## Begin Supplied records

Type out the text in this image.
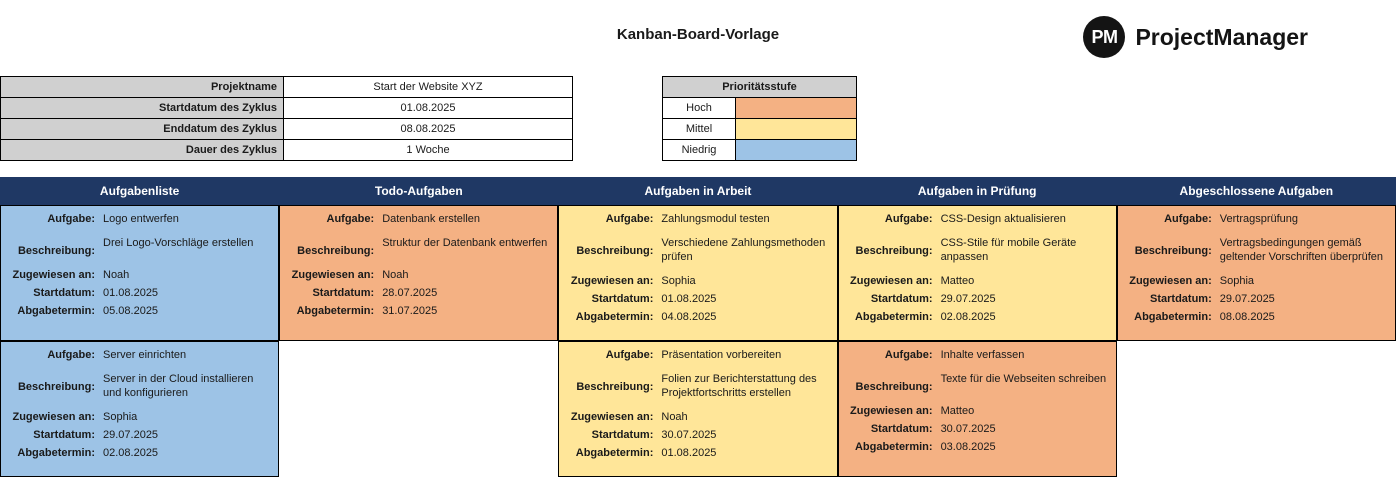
Kanban-Board-Vorlage	PM ProjectManager
Projektname	Start der Website XYZ
Startdatum des Zyklus	01.08.2025
Enddatum des Zyklus	08.08.2025
Dauer des Zyklus	1 Woche
Prioritätsstufe	
Hoch	
Mittel	
Niedrig	
Aufgabenliste
Aufgabe: Logo entwerfen
Beschreibung:
Drei Logo-Vorschläge erstellen
Zugewiesen an: Noah
Startdatum: 01.08.2025
Abgabetermin: 05.08.2025
Aufgabe: Server einrichten
Beschreibung:
Server in der Cloud installieren und konfigurieren
Zugewiesen an: Sophia
Startdatum: 29.07.2025
Abgabetermin: 02.08.2025
Todo-Aufgaben
Aufgabe: Datenbank erstellen
Beschreibung:
Struktur der Datenbank entwerfen
Zugewiesen an: Noah
Startdatum: 28.07.2025
Abgabetermin: 31.07.2025
Aufgaben in Arbeit
Aufgabe: Zahlungsmodul testen
Beschreibung:
Verschiedene Zahlungsmethoden prüfen
Zugewiesen an: Sophia
Startdatum: 01.08.2025
Abgabetermin: 04.08.2025
Aufgabe: Präsentation vorbereiten
Beschreibung:
Folien zur Berichterstattung des Projektfortschritts erstellen
Zugewiesen an: Noah
Startdatum: 30.07.2025
Abgabetermin: 01.08.2025
Aufgaben in Prüfung
Aufgabe: CSS-Design aktualisieren
Beschreibung:
CSS-Stile für mobile Geräte anpassen
Zugewiesen an: Matteo
Startdatum: 29.07.2025
Abgabetermin: 02.08.2025
Aufgabe: Inhalte verfassen
Beschreibung:
Texte für die Webseiten schreiben
Zugewiesen an: Matteo
Startdatum: 30.07.2025
Abgabetermin: 03.08.2025
Abgeschlossene Aufgaben
Aufgabe: Vertragsprüfung
Beschreibung:
Vertragsbedingungen gemäß geltender Vorschriften überprüfen
Zugewiesen an: Sophia
Startdatum: 29.07.2025
Abgabetermin: 08.08.2025
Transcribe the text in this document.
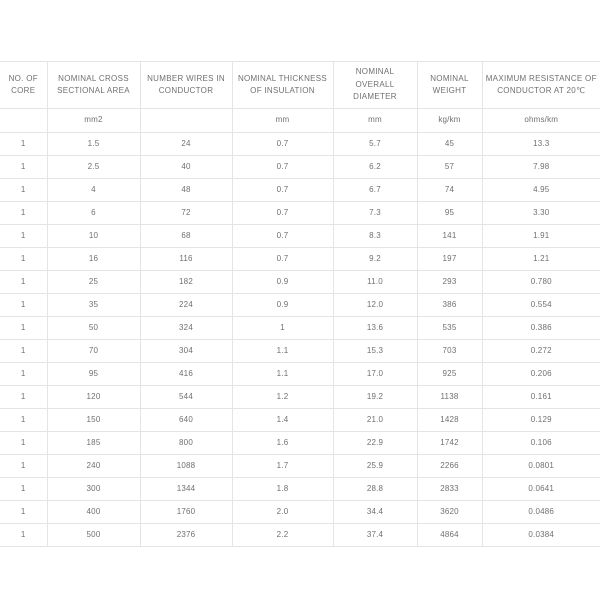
NO. OF CORE	NOMINAL CROSS SECTIONAL AREA	NUMBER WIRES IN CONDUCTOR	NOMINAL THICKNESS OF INSULATION	NOMINAL OVERALL DIAMETER	NOMINAL WEIGHT	MAXIMUM RESISTANCE OF CONDUCTOR AT 20℃
	mm2		mm	mm	kg/km	ohms/km
1	1.5	24	0.7	5.7	45	13.3
1	2.5	40	0.7	6.2	57	7.98
1	4	48	0.7	6.7	74	4.95
1	6	72	0.7	7.3	95	3.30
1	10	68	0.7	8.3	141	1.91
1	16	116	0.7	9.2	197	1.21
1	25	182	0.9	11.0	293	0.780
1	35	224	0.9	12.0	386	0.554
1	50	324	1	13.6	535	0.386
1	70	304	1.1	15.3	703	0.272
1	95	416	1.1	17.0	925	0.206
1	120	544	1.2	19.2	1138	0.161
1	150	640	1.4	21.0	1428	0.129
1	185	800	1.6	22.9	1742	0.106
1	240	1088	1.7	25.9	2266	0.0801
1	300	1344	1.8	28.8	2833	0.0641
1	400	1760	2.0	34.4	3620	0.0486
1	500	2376	2.2	37.4	4864	0.0384
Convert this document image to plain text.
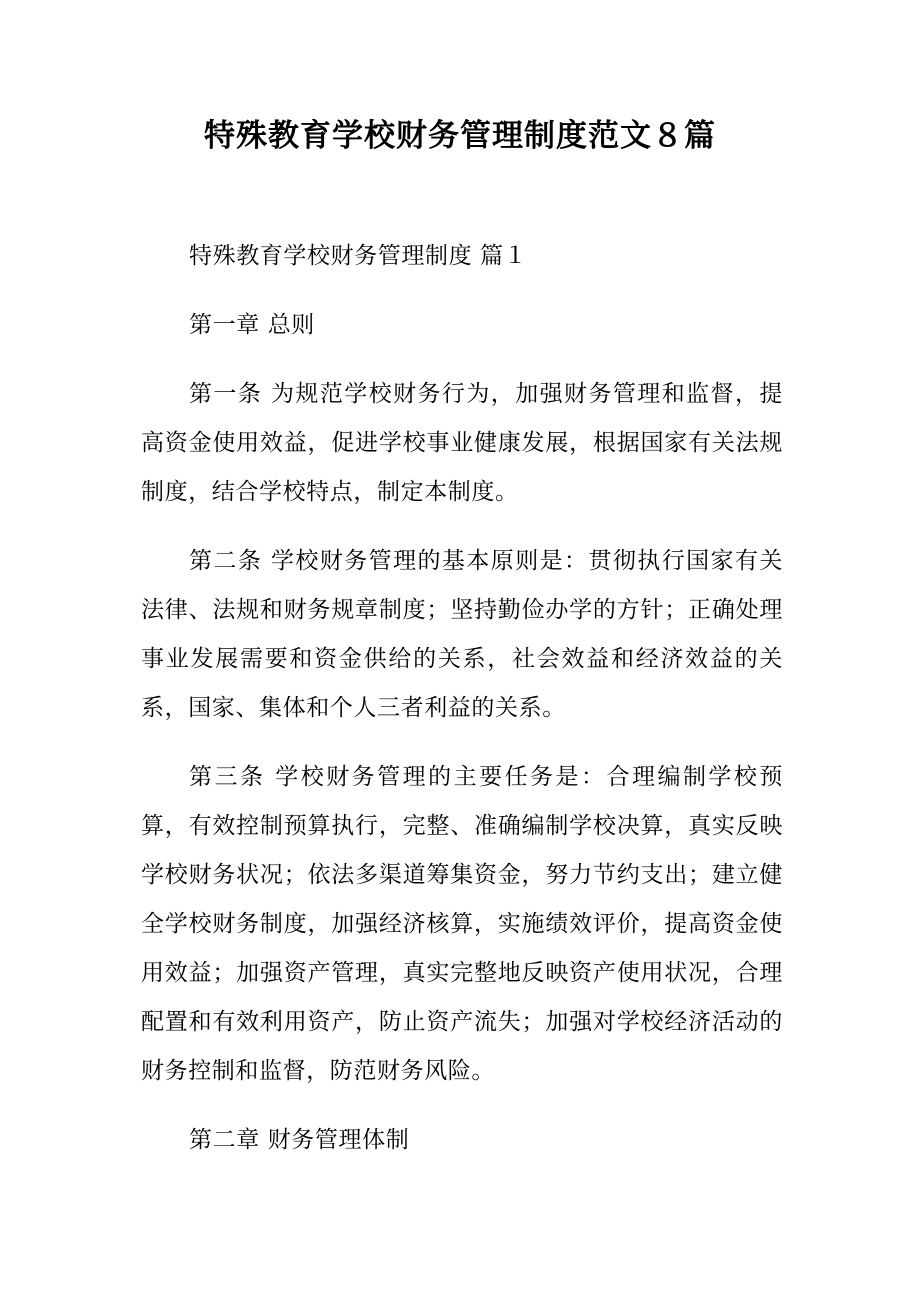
特殊教育学校财务管理制度范文８篇

特殊教育学校财务管理制度 篇１

第一章 总则

第一条 为规范学校财务行为，加强财务管理和监督，提高资金使用效益，促进学校事业健康发展，根据国家有关法规制度，结合学校特点，制定本制度。

第二条 学校财务管理的基本原则是：贯彻执行国家有关法律、法规和财务规章制度；坚持勤俭办学的方针；正确处理事业发展需要和资金供给的关系，社会效益和经济效益的关系，国家、集体和个人三者利益的关系。

第三条 学校财务管理的主要任务是：合理编制学校预算，有效控制预算执行，完整、准确编制学校决算，真实反映学校财务状况；依法多渠道筹集资金，努力节约支出；建立健全学校财务制度，加强经济核算，实施绩效评价，提高资金使用效益；加强资产管理，真实完整地反映资产使用状况，合理配置和有效利用资产，防止资产流失；加强对学校经济活动的财务控制和监督，防范财务风险。

第二章 财务管理体制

## End Supplied records

What is expected. Pull every line containing "image" from the data.

Response to the task.
Type out the text in this image.
Convert this document image to plain text.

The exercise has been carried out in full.